App and web page records:
┌────────

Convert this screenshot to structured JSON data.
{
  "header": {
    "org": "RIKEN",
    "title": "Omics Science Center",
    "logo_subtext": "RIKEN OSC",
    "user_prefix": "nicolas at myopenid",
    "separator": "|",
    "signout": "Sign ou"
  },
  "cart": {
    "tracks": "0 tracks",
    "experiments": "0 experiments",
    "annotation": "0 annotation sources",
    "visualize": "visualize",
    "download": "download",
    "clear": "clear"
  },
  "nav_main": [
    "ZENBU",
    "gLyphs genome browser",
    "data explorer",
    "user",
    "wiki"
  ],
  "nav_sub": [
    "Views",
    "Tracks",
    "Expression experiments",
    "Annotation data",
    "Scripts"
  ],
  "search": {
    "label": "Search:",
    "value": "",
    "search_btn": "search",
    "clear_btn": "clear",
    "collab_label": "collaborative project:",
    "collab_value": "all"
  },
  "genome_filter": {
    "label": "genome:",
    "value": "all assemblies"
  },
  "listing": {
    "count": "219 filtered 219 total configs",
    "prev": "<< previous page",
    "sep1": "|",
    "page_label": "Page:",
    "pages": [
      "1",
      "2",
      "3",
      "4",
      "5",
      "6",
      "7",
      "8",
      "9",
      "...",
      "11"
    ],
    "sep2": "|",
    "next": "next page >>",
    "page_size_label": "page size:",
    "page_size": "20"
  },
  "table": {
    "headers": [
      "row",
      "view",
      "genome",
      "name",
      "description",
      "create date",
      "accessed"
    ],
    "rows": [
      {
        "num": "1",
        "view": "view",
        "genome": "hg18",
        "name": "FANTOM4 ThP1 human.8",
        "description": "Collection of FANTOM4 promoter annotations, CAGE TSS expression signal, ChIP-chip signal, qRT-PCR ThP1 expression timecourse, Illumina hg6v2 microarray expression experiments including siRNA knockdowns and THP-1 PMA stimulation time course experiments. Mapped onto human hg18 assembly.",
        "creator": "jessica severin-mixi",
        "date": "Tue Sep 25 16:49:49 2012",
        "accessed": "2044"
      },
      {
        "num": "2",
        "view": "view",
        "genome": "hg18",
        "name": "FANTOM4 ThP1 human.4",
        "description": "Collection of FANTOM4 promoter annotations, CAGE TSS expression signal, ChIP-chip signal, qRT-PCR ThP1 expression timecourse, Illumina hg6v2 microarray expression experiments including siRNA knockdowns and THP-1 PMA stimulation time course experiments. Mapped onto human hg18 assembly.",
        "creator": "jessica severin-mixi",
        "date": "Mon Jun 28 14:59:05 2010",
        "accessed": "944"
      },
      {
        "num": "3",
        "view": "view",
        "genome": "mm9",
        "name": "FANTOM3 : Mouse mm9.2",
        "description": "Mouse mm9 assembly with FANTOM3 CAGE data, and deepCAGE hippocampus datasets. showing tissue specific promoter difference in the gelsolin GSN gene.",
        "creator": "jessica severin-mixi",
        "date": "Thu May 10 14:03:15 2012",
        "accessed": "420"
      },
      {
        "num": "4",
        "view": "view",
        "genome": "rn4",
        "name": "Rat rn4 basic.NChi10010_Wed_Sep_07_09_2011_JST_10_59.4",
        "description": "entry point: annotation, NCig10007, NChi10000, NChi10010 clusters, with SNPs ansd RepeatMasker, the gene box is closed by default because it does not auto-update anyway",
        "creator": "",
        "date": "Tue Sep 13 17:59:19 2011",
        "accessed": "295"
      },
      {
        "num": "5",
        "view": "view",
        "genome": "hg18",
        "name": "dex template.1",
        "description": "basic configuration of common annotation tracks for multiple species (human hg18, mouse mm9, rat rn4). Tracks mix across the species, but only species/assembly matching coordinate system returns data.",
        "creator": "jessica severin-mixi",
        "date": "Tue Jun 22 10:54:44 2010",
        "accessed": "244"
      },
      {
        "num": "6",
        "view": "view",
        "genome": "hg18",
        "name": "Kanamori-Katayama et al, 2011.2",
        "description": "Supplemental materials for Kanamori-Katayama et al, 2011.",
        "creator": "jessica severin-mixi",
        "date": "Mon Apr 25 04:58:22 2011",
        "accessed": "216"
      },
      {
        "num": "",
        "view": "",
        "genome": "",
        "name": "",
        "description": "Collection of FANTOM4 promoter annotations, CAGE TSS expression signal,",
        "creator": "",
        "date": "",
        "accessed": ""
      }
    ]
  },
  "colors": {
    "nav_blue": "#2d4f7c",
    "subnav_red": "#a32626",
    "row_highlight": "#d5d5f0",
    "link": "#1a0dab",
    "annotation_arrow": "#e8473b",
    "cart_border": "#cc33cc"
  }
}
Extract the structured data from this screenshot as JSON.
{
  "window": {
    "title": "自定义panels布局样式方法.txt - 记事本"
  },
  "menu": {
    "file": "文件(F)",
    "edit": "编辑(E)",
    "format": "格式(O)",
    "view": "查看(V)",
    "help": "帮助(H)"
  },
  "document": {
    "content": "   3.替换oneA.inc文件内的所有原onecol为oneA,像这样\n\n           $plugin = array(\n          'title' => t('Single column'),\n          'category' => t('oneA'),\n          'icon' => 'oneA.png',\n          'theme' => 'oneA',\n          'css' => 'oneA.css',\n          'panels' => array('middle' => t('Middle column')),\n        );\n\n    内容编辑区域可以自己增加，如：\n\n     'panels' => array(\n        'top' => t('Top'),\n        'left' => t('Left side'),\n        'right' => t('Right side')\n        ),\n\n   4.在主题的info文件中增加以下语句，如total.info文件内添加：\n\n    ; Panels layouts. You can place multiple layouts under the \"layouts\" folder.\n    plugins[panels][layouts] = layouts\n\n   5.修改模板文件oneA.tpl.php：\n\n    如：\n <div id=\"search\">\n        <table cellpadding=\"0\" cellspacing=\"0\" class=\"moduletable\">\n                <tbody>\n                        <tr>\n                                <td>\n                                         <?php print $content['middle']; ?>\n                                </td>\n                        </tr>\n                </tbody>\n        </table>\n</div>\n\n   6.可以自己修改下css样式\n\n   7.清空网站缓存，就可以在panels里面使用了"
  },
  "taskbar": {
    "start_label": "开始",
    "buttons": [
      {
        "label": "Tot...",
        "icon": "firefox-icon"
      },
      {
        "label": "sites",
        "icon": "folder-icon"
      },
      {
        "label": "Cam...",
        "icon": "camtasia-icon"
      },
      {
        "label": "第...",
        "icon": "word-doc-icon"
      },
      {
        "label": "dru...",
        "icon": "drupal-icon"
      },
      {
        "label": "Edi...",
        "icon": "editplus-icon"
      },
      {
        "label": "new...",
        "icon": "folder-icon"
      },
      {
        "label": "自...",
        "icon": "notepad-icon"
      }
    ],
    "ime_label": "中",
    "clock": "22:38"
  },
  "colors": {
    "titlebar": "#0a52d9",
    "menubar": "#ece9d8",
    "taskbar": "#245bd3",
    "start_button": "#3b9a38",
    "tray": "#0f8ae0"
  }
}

└────────
┌────────

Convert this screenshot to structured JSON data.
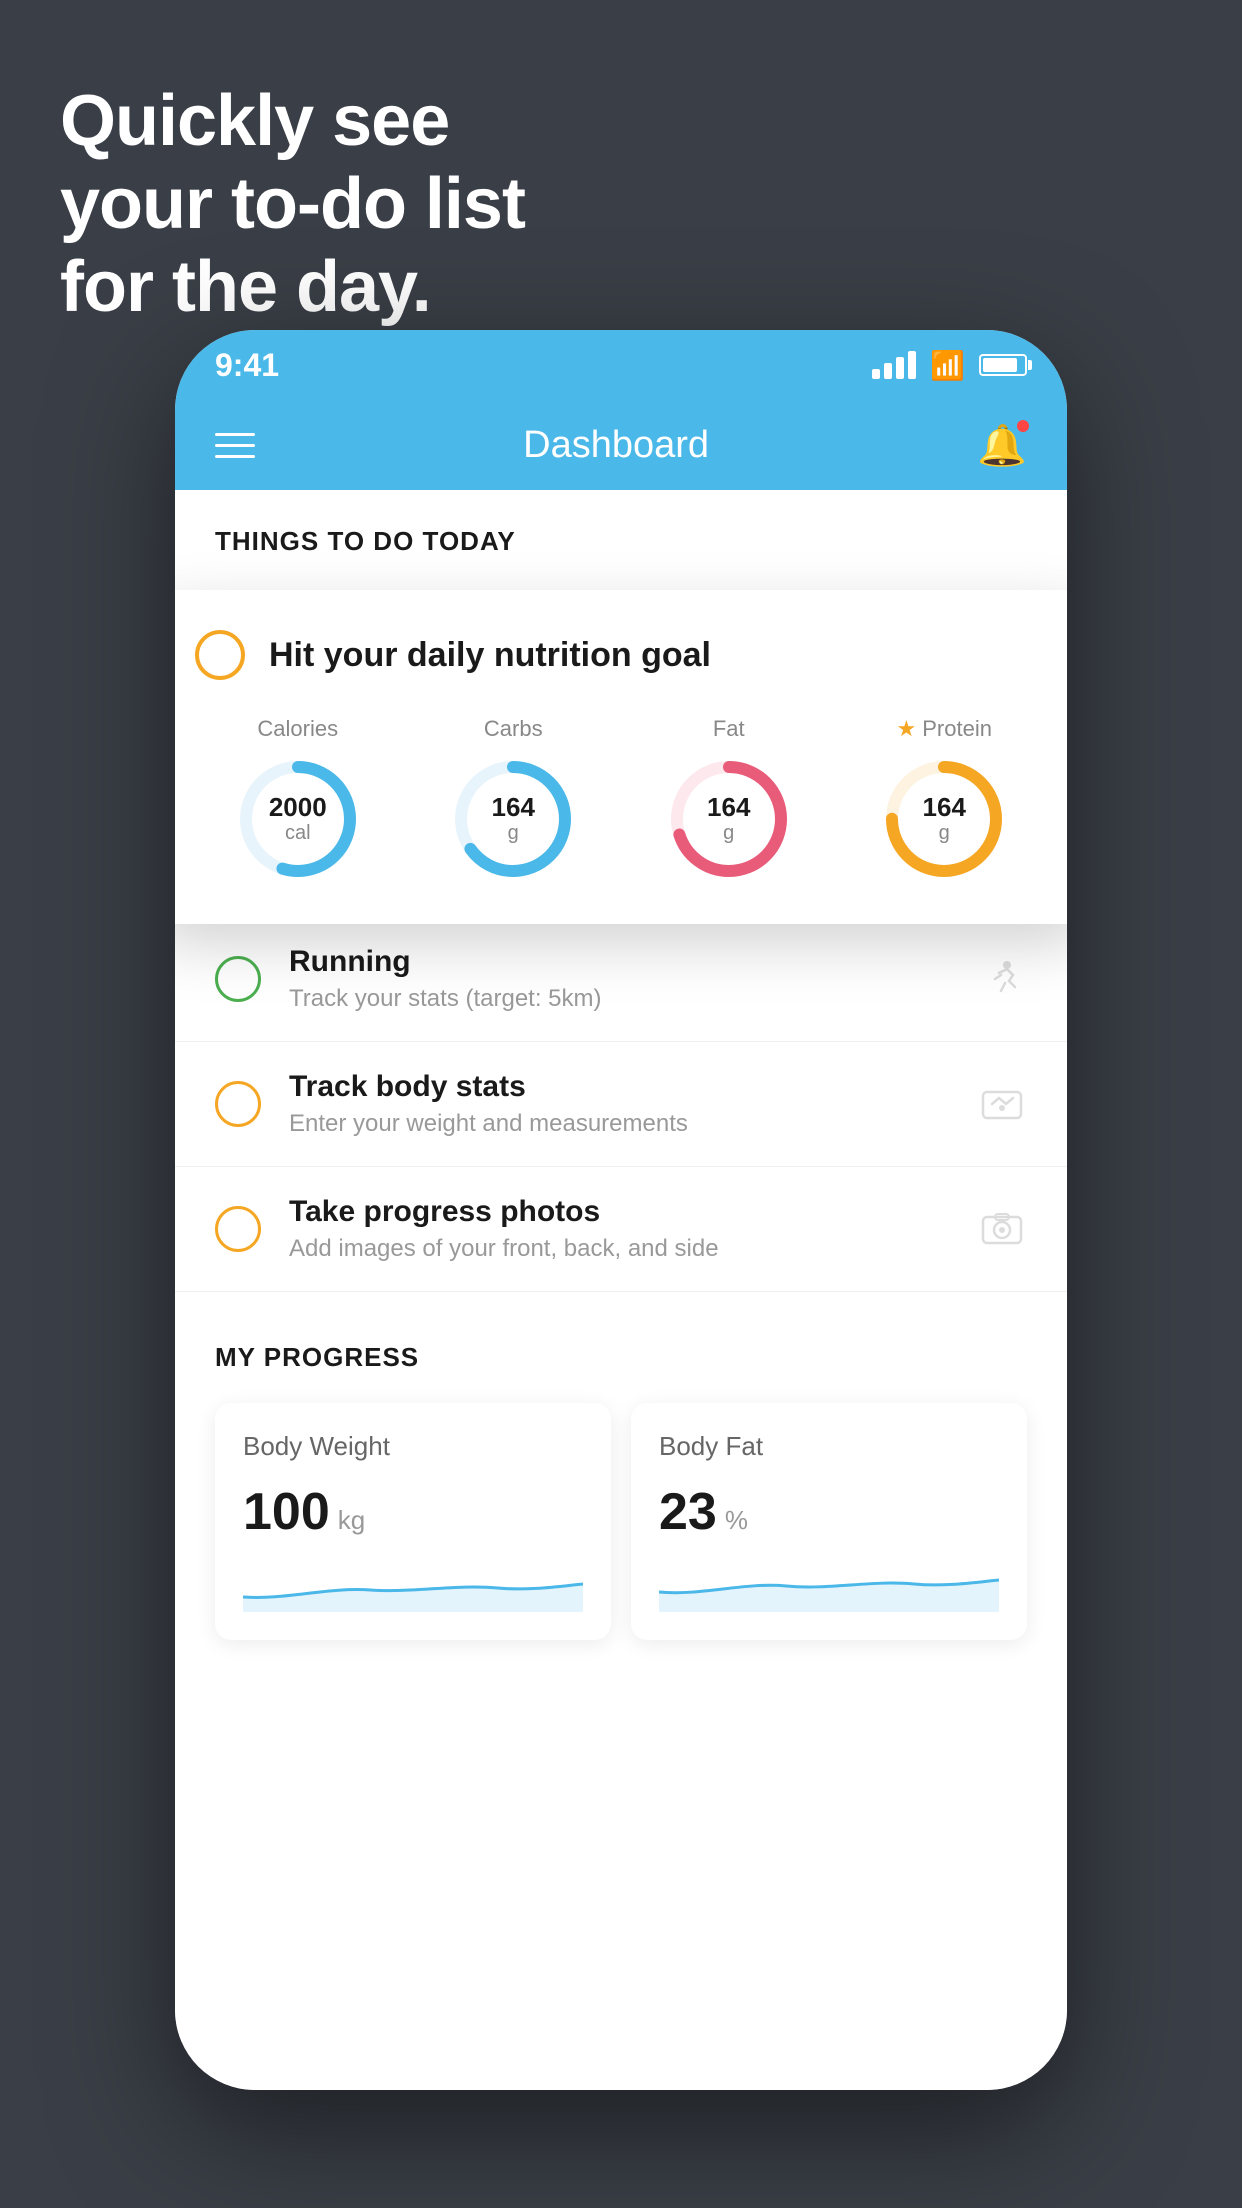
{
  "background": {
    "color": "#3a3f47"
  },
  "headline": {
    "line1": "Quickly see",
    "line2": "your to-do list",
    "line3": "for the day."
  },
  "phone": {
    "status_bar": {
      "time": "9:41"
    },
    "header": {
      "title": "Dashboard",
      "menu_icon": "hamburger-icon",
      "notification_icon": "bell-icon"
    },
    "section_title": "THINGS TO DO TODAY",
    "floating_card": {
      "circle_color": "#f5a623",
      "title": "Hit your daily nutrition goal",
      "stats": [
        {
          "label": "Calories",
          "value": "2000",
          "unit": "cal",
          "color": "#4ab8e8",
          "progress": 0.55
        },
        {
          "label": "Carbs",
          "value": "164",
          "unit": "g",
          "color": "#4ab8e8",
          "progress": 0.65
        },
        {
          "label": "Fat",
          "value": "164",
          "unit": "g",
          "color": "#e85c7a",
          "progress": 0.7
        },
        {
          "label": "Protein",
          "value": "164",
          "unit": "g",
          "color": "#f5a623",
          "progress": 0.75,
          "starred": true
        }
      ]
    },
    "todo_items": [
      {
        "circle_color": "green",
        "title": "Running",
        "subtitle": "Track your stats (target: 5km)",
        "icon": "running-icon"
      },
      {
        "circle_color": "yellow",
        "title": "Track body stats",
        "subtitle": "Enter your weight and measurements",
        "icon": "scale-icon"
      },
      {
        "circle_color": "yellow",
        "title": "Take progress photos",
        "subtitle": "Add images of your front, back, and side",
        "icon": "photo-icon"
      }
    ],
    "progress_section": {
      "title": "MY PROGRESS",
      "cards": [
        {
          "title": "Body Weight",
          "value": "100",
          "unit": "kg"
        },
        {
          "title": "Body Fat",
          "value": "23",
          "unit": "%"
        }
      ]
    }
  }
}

└────────

→ **Activity**
Taking the records above as a whole, work out how many of their lines hold the word "your". The reply should be that number alone.

→ **Answer for this exercise**
5